* [Your task]:
The entries below need to be written out exactly, with no pictures included.

——

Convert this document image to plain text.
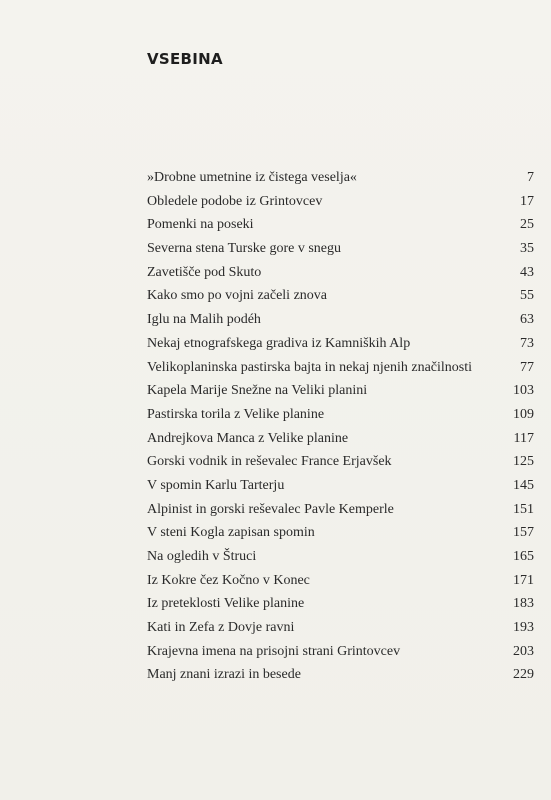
VSEBINA
»Drobne umetnine iz čistega veselja«	7
Obledele podobe iz Grintovcev	17
Pomenki na poseki	25
Severna stena Turske gore v snegu	35
Zavetišče pod Skuto	43
Kako smo po vojni začeli znova	55
Iglu na Malih podéh	63
Nekaj etnografskega gradiva iz Kamniških Alp	73
Velikoplaninska pastirska bajta in nekaj njenih značilnosti	77
Kapela Marije Snežne na Veliki planini	103
Pastirska torila z Velike planine	109
Andrejkova Manca z Velike planine	117
Gorski vodnik in reševalec France Erjavšek	125
V spomin Karlu Tarterju	145
Alpinist in gorski reševalec Pavle Kemperle	151
V steni Kogla zapisan spomin	157
Na ogledih v Štruci	165
Iz Kokre čez Kočno v Konec	171
Iz preteklosti Velike planine	183
Kati in Zefa z Dovje ravni	193
Krajevna imena na prisojni strani Grintovcev	203
Manj znani izrazi in besede	229
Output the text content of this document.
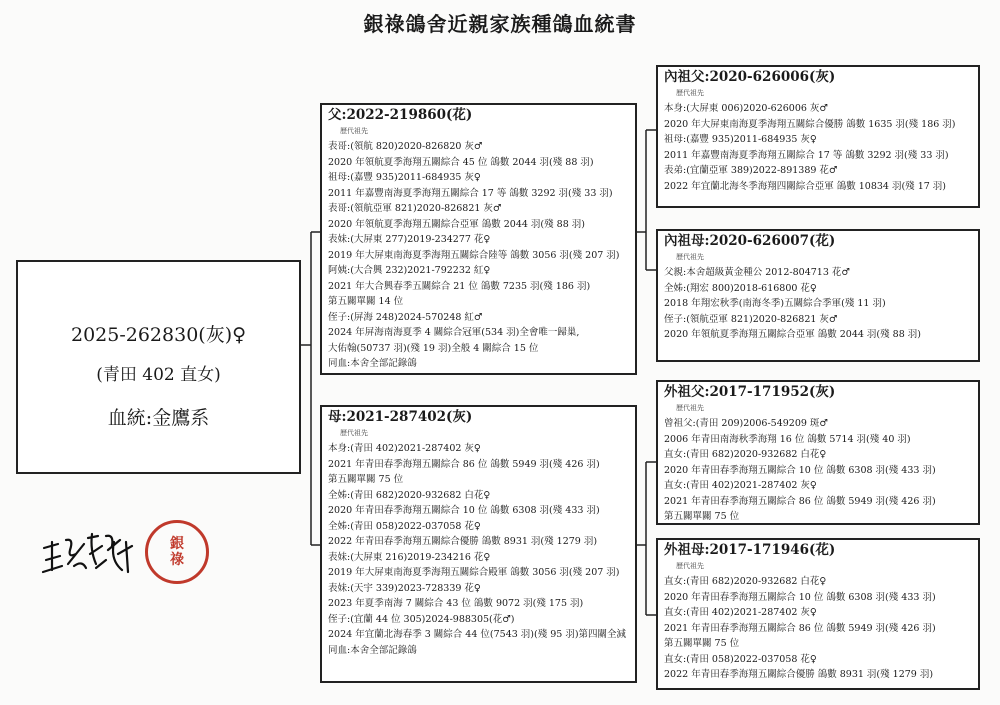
銀祿鴿舍近親家族種鴿血統書
2025-262830(灰)♀
(青田 402 直女)
血統:金鷹系
父:2022-219860(花)
歷代祖先
表哥:(領航 820)2020-826820 灰♂
2020 年領航夏季海翔五關綜合 45 位 鴿數 2044 羽(殘 88 羽)
祖母:(嘉豐 935)2011-684935 灰♀
2011 年嘉豐南海夏季海翔五關綜合 17 等 鴿數 3292 羽(殘 33 羽)
表哥:(領航亞軍 821)2020-826821 灰♂
2020 年領航夏季海翔五關綜合亞軍 鴿數 2044 羽(殘 88 羽)
表妹:(大屏東 277)2019-234277 花♀
2019 年大屏東南海夏季海翔五關綜合陸等 鴿數 3056 羽(殘 207 羽)
阿姨:(大合興 232)2021-792232 紅♀
2021 年大合興春季五關綜合 21 位 鴿數 7235 羽(殘 186 羽)
第五關單關 14 位
侄子:(屏海 248)2024-570248 紅♂
2024 年屏海南海夏季 4 關綜合冠軍(534 羽)全會唯一歸巢,
大佑翰(50737 羽)(殘 19 羽)全般 4 關綜合 15 位
同血:本舍全部記錄鴿
母:2021-287402(灰)
歷代祖先
本身:(青田 402)2021-287402 灰♀
2021 年青田春季海翔五關綜合 86 位 鴿數 5949 羽(殘 426 羽)
第五關單關 75 位
全姊:(青田 682)2020-932682 白花♀
2020 年青田春季海翔五關綜合 10 位 鴿數 6308 羽(殘 433 羽)
全姊:(青田 058)2022-037058 花♀
2022 年青田春季海翔五關綜合優勝 鴿數 8931 羽(殘 1279 羽)
表妹:(大屏東 216)2019-234216 花♀
2019 年大屏東南海夏季海翔五關綜合殿軍 鴿數 3056 羽(殘 207 羽)
表妹:(天宇 339)2023-728339 花♀
2023 年夏季南海 7 關綜合 43 位 鴿數 9072 羽(殘 175 羽)
侄子:(宜蘭 44 位 305)2024-988305(花♂)
2024 年宜蘭北海春季 3 關綜合 44 位(7543 羽)(殘 95 羽)第四關全減
同血:本舍全部記錄鴿
內祖父:2020-626006(灰)
歷代祖先
本身:(大屏東 006)2020-626006 灰♂
2020 年大屏東南海夏季海翔五關綜合優勝 鴿數 1635 羽(殘 186 羽)
祖母:(嘉豐 935)2011-684935 灰♀
2011 年嘉豐南海夏季海翔五關綜合 17 等 鴿數 3292 羽(殘 33 羽)
表弟:(宜蘭亞軍 389)2022-891389 花♂
2022 年宜蘭北海冬季海翔四關綜合亞軍 鴿數 10834 羽(殘 17 羽)
內祖母:2020-626007(花)
歷代祖先
父親:本舍超級黃金種公 2012-804713 花♂
全姊:(翔宏 800)2018-616800 花♀
2018 年翔宏秋季(南海冬季)五關綜合季軍(殘 11 羽)
侄子:(領航亞軍 821)2020-826821 灰♂
2020 年領航夏季海翔五關綜合亞軍 鴿數 2044 羽(殘 88 羽)
外祖父:2017-171952(灰)
歷代祖先
曾祖父:(青田 209)2006-549209 斑♂
2006 年青田南海秋季海翔 16 位 鴿數 5714 羽(殘 40 羽)
直女:(青田 682)2020-932682 白花♀
2020 年青田春季海翔五關綜合 10 位 鴿數 6308 羽(殘 433 羽)
直女:(青田 402)2021-287402 灰♀
2021 年青田春季海翔五關綜合 86 位 鴿數 5949 羽(殘 426 羽)
第五關單關 75 位
外祖母:2017-171946(花)
歷代祖先
直女:(青田 682)2020-932682 白花♀
2020 年青田春季海翔五關綜合 10 位 鴿數 6308 羽(殘 433 羽)
直女:(青田 402)2021-287402 灰♀
2021 年青田春季海翔五關綜合 86 位 鴿數 5949 羽(殘 426 羽)
第五關單關 75 位
直女:(青田 058)2022-037058 花♀
2022 年青田春季海翔五關綜合優勝 鴿數 8931 羽(殘 1279 羽)
銀
祿
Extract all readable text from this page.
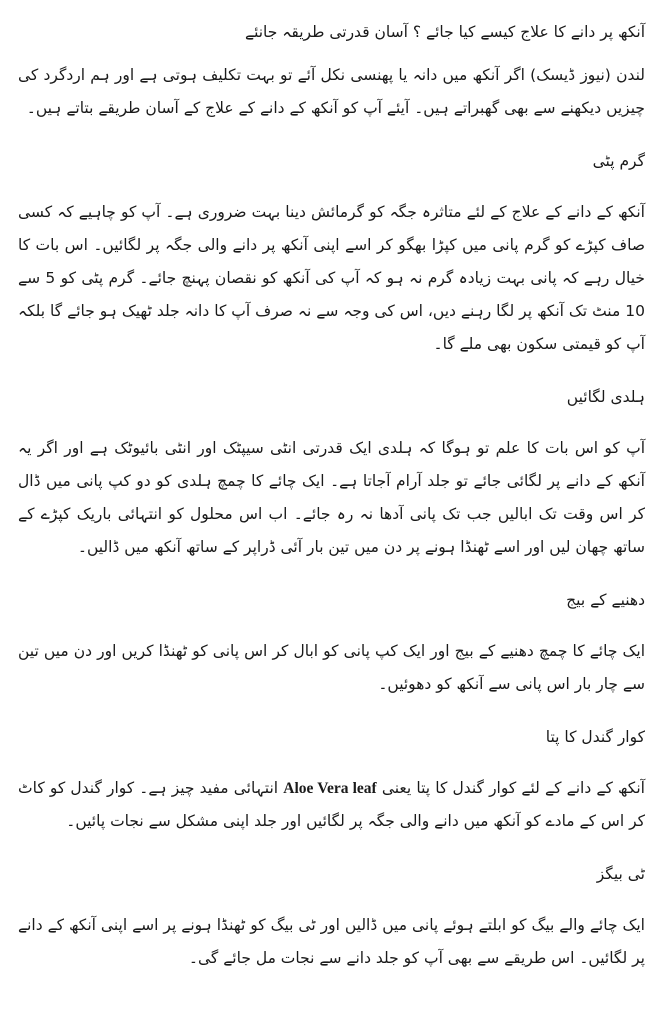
آنکھ پر دانے کا علاج کیسے کیا جائے ؟ آسان قدرتی طریقہ جانئے
لندن (نیوز ڈیسک) اگر آنکھ میں دانہ یا پھنسی نکل آئے تو بہت تکلیف ہوتی ہے اور ہم اردگرد کی چیزیں دیکھنے سے بھی گھبراتے ہیں۔ آیئے آپ کو آنکھ کے دانے کے علاج کے آسان طریقے بتاتے ہیں۔
گرم پٹی
آنکھ کے دانے کے علاج کے لئے متاثرہ جگہ کو گرمائش دینا بہت ضروری ہے۔ آپ کو چاہیے کہ کسی صاف کپڑے کو گرم پانی میں کپڑا بھگو کر اسے اپنی آنکھ پر دانے والی جگہ پر لگائیں۔ اس بات کا خیال رہے کہ پانی بہت زیادہ گرم نہ ہو کہ آپ کی آنکھ کو نقصان پہنچ جائے۔ گرم پٹی کو 5 سے 10 منٹ تک آنکھ پر لگا رہنے دیں، اس کی وجہ سے نہ صرف آپ کا دانہ جلد ٹھیک ہو جائے گا بلکہ آپ کو قیمتی سکون بھی ملے گا۔
ہلدی لگائیں
آپ کو اس بات کا علم تو ہوگا کہ ہلدی ایک قدرتی انٹی سیپٹک اور انٹی بائیوٹک ہے اور اگر یہ آنکھ کے دانے پر لگائی جائے تو جلد آرام آجاتا ہے۔ ایک چائے کا چمچ ہلدی کو دو کپ پانی میں ڈال کر اس وقت تک ابالیں جب تک پانی آدھا نہ رہ جائے۔ اب اس محلول کو انتہائی باریک کپڑے کے ساتھ چھان لیں اور اسے ٹھنڈا ہونے پر دن میں تین بار آئی ڈراپر کے ساتھ آنکھ میں ڈالیں۔
دھنیے کے بیج
ایک چائے کا چمچ دھنیے کے بیج اور ایک کپ پانی کو ابال کر اس پانی کو ٹھنڈا کریں اور دن میں تین سے چار بار اس پانی سے آنکھ کو دھوئیں۔
کوار گندل کا پتا
آنکھ کے دانے کے لئے کوار گندل کا پتا یعنی Aloe Vera leaf انتہائی مفید چیز ہے۔ کوار گندل کو کاٹ کر اس کے مادے کو آنکھ میں دانے والی جگہ پر لگائیں اور جلد اپنی مشکل سے نجات پائیں۔
ٹی بیگز
ایک چائے والے بیگ کو ابلتے ہوئے پانی میں ڈالیں اور ٹی بیگ کو ٹھنڈا ہونے پر اسے اپنی آنکھ کے دانے پر لگائیں۔ اس طریقے سے بھی آپ کو جلد دانے سے نجات مل جائے گی۔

——

* [Exercise output]:
Convert this document image to plain text.
VSEBINA
»Drobne umetnine iz čistega veselja«	7
Obledele podobe iz Grintovcev	17
Pomenki na poseki	25
Severna stena Turske gore v snegu	35
Zavetišče pod Skuto	43
Kako smo po vojni začeli znova	55
Iglu na Malih podéh	63
Nekaj etnografskega gradiva iz Kamniških Alp	73
Velikoplaninska pastirska bajta in nekaj njenih značilnosti	77
Kapela Marije Snežne na Veliki planini	103
Pastirska torila z Velike planine	109
Andrejkova Manca z Velike planine	117
Gorski vodnik in reševalec France Erjavšek	125
V spomin Karlu Tarterju	145
Alpinist in gorski reševalec Pavle Kemperle	151
V steni Kogla zapisan spomin	157
Na ogledih v Štruci	165
Iz Kokre čez Kočno v Konec	171
Iz preteklosti Velike planine	183
Kati in Zefa z Dovje ravni	193
Krajevna imena na prisojni strani Grintovcev	203
Manj znani izrazi in besede	229
Output the text content of this document.
銀祿鴿舍近親家族種鴿血統書
2025-262830(灰)♀
(青田 402 直女)
血統:金鷹系
父:2022-219860(花)
歷代祖先
表哥:(領航 820)2020-826820 灰♂
2020 年領航夏季海翔五關綜合 45 位 鴿數 2044 羽(殘 88 羽)
祖母:(嘉豐 935)2011-684935 灰♀
2011 年嘉豐南海夏季海翔五關綜合 17 等 鴿數 3292 羽(殘 33 羽)
表哥:(領航亞軍 821)2020-826821 灰♂
2020 年領航夏季海翔五關綜合亞軍 鴿數 2044 羽(殘 88 羽)
表妹:(大屏東 277)2019-234277 花♀
2019 年大屏東南海夏季海翔五關綜合陸等 鴿數 3056 羽(殘 207 羽)
阿姨:(大合興 232)2021-792232 紅♀
2021 年大合興春季五關綜合 21 位 鴿數 7235 羽(殘 186 羽)
第五關單關 14 位
侄子:(屏海 248)2024-570248 紅♂
2024 年屏海南海夏季 4 關綜合冠軍(534 羽)全會唯一歸巢,
大佑翰(50737 羽)(殘 19 羽)全般 4 關綜合 15 位
同血:本舍全部記錄鴿
母:2021-287402(灰)
歷代祖先
本身:(青田 402)2021-287402 灰♀
2021 年青田春季海翔五關綜合 86 位 鴿數 5949 羽(殘 426 羽)
第五關單關 75 位
全姊:(青田 682)2020-932682 白花♀
2020 年青田春季海翔五關綜合 10 位 鴿數 6308 羽(殘 433 羽)
全姊:(青田 058)2022-037058 花♀
2022 年青田春季海翔五關綜合優勝 鴿數 8931 羽(殘 1279 羽)
表妹:(大屏東 216)2019-234216 花♀
2019 年大屏東南海夏季海翔五關綜合殿軍 鴿數 3056 羽(殘 207 羽)
表妹:(天宇 339)2023-728339 花♀
2023 年夏季南海 7 關綜合 43 位 鴿數 9072 羽(殘 175 羽)
侄子:(宜蘭 44 位 305)2024-988305(花♂)
2024 年宜蘭北海春季 3 關綜合 44 位(7543 羽)(殘 95 羽)第四關全減
同血:本舍全部記錄鴿
內祖父:2020-626006(灰)
歷代祖先
本身:(大屏東 006)2020-626006 灰♂
2020 年大屏東南海夏季海翔五關綜合優勝 鴿數 1635 羽(殘 186 羽)
祖母:(嘉豐 935)2011-684935 灰♀
2011 年嘉豐南海夏季海翔五關綜合 17 等 鴿數 3292 羽(殘 33 羽)
表弟:(宜蘭亞軍 389)2022-891389 花♂
2022 年宜蘭北海冬季海翔四關綜合亞軍 鴿數 10834 羽(殘 17 羽)
內祖母:2020-626007(花)
歷代祖先
父親:本舍超級黃金種公 2012-804713 花♂
全姊:(翔宏 800)2018-616800 花♀
2018 年翔宏秋季(南海冬季)五關綜合季軍(殘 11 羽)
侄子:(領航亞軍 821)2020-826821 灰♂
2020 年領航夏季海翔五關綜合亞軍 鴿數 2044 羽(殘 88 羽)
外祖父:2017-171952(灰)
歷代祖先
曾祖父:(青田 209)2006-549209 斑♂
2006 年青田南海秋季海翔 16 位 鴿數 5714 羽(殘 40 羽)
直女:(青田 682)2020-932682 白花♀
2020 年青田春季海翔五關綜合 10 位 鴿數 6308 羽(殘 433 羽)
直女:(青田 402)2021-287402 灰♀
2021 年青田春季海翔五關綜合 86 位 鴿數 5949 羽(殘 426 羽)
第五關單關 75 位
外祖母:2017-171946(花)
歷代祖先
直女:(青田 682)2020-932682 白花♀
2020 年青田春季海翔五關綜合 10 位 鴿數 6308 羽(殘 433 羽)
直女:(青田 402)2021-287402 灰♀
2021 年青田春季海翔五關綜合 86 位 鴿數 5949 羽(殘 426 羽)
第五關單關 75 位
直女:(青田 058)2022-037058 花♀
2022 年青田春季海翔五關綜合優勝 鴿數 8931 羽(殘 1279 羽)
銀
祿
Extract all readable text from this page.
آنکھ پر دانے کا علاج کیسے کیا جائے ؟ آسان قدرتی طریقہ جانئے
لندن (نیوز ڈیسک) اگر آنکھ میں دانہ یا پھنسی نکل آئے تو بہت تکلیف ہوتی ہے اور ہم اردگرد کی چیزیں دیکھنے سے بھی گھبراتے ہیں۔ آیئے آپ کو آنکھ کے دانے کے علاج کے آسان طریقے بتاتے ہیں۔
گرم پٹی
آنکھ کے دانے کے علاج کے لئے متاثرہ جگہ کو گرمائش دینا بہت ضروری ہے۔ آپ کو چاہیے کہ کسی صاف کپڑے کو گرم پانی میں کپڑا بھگو کر اسے اپنی آنکھ پر دانے والی جگہ پر لگائیں۔ اس بات کا خیال رہے کہ پانی بہت زیادہ گرم نہ ہو کہ آپ کی آنکھ کو نقصان پہنچ جائے۔ گرم پٹی کو 5 سے 10 منٹ تک آنکھ پر لگا رہنے دیں، اس کی وجہ سے نہ صرف آپ کا دانہ جلد ٹھیک ہو جائے گا بلکہ آپ کو قیمتی سکون بھی ملے گا۔
ہلدی لگائیں
آپ کو اس بات کا علم تو ہوگا کہ ہلدی ایک قدرتی انٹی سیپٹک اور انٹی بائیوٹک ہے اور اگر یہ آنکھ کے دانے پر لگائی جائے تو جلد آرام آجاتا ہے۔ ایک چائے کا چمچ ہلدی کو دو کپ پانی میں ڈال کر اس وقت تک ابالیں جب تک پانی آدھا نہ رہ جائے۔ اب اس محلول کو انتہائی باریک کپڑے کے ساتھ چھان لیں اور اسے ٹھنڈا ہونے پر دن میں تین بار آئی ڈراپر کے ساتھ آنکھ میں ڈالیں۔
دھنیے کے بیج
ایک چائے کا چمچ دھنیے کے بیج اور ایک کپ پانی کو ابال کر اس پانی کو ٹھنڈا کریں اور دن میں تین سے چار بار اس پانی سے آنکھ کو دھوئیں۔
کوار گندل کا پتا
آنکھ کے دانے کے لئے کوار گندل کا پتا یعنی Aloe Vera leaf انتہائی مفید چیز ہے۔ کوار گندل کو کاٹ کر اس کے مادے کو آنکھ میں دانے والی جگہ پر لگائیں اور جلد اپنی مشکل سے نجات پائیں۔
ٹی بیگز
ایک چائے والے بیگ کو ابلتے ہوئے پانی میں ڈالیں اور ٹی بیگ کو ٹھنڈا ہونے پر اسے اپنی آنکھ کے دانے پر لگائیں۔ اس طریقے سے بھی آپ کو جلد دانے سے نجات مل جائے گی۔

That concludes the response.